======== Dataset extract ========

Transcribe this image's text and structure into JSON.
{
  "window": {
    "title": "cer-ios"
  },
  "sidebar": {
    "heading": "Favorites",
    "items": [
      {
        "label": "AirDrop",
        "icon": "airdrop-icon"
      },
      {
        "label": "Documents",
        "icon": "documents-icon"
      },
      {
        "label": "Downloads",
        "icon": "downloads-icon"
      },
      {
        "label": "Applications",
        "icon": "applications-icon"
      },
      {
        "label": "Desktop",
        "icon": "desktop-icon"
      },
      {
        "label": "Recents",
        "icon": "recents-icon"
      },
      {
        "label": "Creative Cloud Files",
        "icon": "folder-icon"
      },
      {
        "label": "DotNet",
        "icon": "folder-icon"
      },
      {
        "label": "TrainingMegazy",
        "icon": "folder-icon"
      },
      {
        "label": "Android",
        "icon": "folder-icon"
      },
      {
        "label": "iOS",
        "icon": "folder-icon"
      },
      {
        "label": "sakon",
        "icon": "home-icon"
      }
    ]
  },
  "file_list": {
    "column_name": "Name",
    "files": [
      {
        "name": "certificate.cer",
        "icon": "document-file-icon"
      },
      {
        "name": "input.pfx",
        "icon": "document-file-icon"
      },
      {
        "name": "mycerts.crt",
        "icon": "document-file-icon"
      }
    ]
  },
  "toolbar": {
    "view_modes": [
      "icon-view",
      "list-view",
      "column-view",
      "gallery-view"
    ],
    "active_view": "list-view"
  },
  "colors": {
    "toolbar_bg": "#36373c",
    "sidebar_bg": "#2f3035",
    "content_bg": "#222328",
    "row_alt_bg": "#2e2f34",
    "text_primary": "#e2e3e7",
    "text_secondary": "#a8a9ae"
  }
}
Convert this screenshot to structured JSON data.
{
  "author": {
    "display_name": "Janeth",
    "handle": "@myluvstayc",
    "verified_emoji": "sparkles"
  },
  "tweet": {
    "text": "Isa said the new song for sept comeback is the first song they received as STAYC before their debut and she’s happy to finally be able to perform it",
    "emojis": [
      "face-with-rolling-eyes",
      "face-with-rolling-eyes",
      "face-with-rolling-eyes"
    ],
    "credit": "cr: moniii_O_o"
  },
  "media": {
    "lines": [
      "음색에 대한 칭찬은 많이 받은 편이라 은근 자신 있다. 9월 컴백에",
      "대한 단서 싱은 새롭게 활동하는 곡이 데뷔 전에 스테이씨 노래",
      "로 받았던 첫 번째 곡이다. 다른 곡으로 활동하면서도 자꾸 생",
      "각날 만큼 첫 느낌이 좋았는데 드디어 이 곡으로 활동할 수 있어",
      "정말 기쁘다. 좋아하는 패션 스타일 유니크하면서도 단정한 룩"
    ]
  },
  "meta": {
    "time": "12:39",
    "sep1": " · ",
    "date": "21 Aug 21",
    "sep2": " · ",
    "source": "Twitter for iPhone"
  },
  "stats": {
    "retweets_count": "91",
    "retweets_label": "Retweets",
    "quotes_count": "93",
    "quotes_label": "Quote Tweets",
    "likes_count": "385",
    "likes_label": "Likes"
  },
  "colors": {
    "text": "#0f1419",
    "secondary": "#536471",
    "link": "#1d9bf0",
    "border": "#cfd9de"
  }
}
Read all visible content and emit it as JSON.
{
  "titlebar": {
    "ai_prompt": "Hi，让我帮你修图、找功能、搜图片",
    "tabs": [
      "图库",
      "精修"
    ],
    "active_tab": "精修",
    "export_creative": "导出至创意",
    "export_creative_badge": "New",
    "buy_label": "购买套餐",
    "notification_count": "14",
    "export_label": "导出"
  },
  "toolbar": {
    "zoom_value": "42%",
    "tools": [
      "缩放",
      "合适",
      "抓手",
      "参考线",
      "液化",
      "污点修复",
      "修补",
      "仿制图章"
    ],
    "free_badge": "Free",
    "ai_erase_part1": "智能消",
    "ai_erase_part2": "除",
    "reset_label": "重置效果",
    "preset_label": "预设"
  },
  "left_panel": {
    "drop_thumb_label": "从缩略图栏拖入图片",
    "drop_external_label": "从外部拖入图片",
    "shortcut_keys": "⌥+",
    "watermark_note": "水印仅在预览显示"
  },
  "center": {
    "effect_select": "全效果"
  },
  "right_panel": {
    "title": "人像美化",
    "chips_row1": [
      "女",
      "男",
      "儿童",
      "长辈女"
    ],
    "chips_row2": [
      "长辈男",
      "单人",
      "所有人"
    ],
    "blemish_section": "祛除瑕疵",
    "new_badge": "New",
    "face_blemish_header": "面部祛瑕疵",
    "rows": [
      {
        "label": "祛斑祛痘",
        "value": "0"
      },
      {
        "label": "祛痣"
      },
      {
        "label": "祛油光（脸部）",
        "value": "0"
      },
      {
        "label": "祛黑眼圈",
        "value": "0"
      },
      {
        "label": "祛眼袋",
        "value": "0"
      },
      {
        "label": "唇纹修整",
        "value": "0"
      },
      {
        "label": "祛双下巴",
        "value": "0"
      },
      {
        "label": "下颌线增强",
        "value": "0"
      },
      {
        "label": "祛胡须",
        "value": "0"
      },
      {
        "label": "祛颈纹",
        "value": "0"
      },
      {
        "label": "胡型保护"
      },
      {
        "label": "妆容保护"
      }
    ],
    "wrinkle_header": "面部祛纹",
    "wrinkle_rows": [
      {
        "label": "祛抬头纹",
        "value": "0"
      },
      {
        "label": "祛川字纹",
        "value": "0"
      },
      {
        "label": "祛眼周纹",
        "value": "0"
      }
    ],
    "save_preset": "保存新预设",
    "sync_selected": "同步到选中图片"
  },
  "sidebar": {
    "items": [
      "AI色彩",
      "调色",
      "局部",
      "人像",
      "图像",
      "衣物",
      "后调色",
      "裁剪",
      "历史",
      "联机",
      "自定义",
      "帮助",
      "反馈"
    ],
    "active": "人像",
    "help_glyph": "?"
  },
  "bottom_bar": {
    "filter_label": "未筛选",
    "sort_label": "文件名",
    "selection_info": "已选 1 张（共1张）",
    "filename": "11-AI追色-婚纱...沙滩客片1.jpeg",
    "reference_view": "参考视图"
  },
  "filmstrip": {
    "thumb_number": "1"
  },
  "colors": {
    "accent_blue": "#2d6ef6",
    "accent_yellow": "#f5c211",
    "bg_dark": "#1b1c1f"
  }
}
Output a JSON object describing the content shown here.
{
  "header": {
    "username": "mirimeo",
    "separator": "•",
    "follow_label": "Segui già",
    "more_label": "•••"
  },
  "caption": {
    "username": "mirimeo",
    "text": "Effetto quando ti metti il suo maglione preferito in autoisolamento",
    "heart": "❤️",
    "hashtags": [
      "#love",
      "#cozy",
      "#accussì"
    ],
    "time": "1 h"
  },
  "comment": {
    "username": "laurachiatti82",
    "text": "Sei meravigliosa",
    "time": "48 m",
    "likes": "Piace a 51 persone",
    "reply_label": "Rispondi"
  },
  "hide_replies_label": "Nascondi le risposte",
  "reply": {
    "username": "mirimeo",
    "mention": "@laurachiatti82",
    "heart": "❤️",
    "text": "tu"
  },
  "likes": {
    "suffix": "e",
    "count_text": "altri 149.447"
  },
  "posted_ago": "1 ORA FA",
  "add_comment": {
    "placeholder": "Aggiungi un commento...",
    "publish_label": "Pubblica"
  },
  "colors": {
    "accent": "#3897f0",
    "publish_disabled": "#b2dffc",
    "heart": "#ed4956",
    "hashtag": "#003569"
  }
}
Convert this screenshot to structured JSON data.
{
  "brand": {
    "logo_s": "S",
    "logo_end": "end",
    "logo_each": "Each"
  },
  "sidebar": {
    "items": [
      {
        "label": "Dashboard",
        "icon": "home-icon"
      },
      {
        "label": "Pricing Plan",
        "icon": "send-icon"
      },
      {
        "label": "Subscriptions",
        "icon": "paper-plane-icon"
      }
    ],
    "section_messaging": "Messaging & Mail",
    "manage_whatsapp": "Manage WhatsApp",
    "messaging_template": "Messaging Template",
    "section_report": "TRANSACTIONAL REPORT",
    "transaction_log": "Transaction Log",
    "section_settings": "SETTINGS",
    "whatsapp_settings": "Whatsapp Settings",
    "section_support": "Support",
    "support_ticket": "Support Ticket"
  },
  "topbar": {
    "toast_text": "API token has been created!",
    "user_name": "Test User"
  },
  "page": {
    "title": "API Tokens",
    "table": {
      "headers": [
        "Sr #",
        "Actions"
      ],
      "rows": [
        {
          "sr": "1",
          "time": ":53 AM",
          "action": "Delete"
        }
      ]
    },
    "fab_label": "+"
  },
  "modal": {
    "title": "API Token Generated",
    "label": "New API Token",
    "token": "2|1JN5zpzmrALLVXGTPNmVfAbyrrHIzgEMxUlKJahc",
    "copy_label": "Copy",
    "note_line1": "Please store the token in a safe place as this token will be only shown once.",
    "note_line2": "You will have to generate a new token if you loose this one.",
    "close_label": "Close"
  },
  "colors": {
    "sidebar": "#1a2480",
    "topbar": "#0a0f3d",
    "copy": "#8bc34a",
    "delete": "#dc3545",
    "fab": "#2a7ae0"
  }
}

========

Work instructions
Only lines with the string "this" belong in your answer; copy each one.

Task response
Transcribe this image's text and structure into JSON.
Convert this screenshot to structured JSON data.
Convert this screenshot to structured JSON data.
    "note_line1": "Please store the token in a safe place as this token will be only shown once.",
    "note_line2": "You will have to generate a new token if you loose this one.",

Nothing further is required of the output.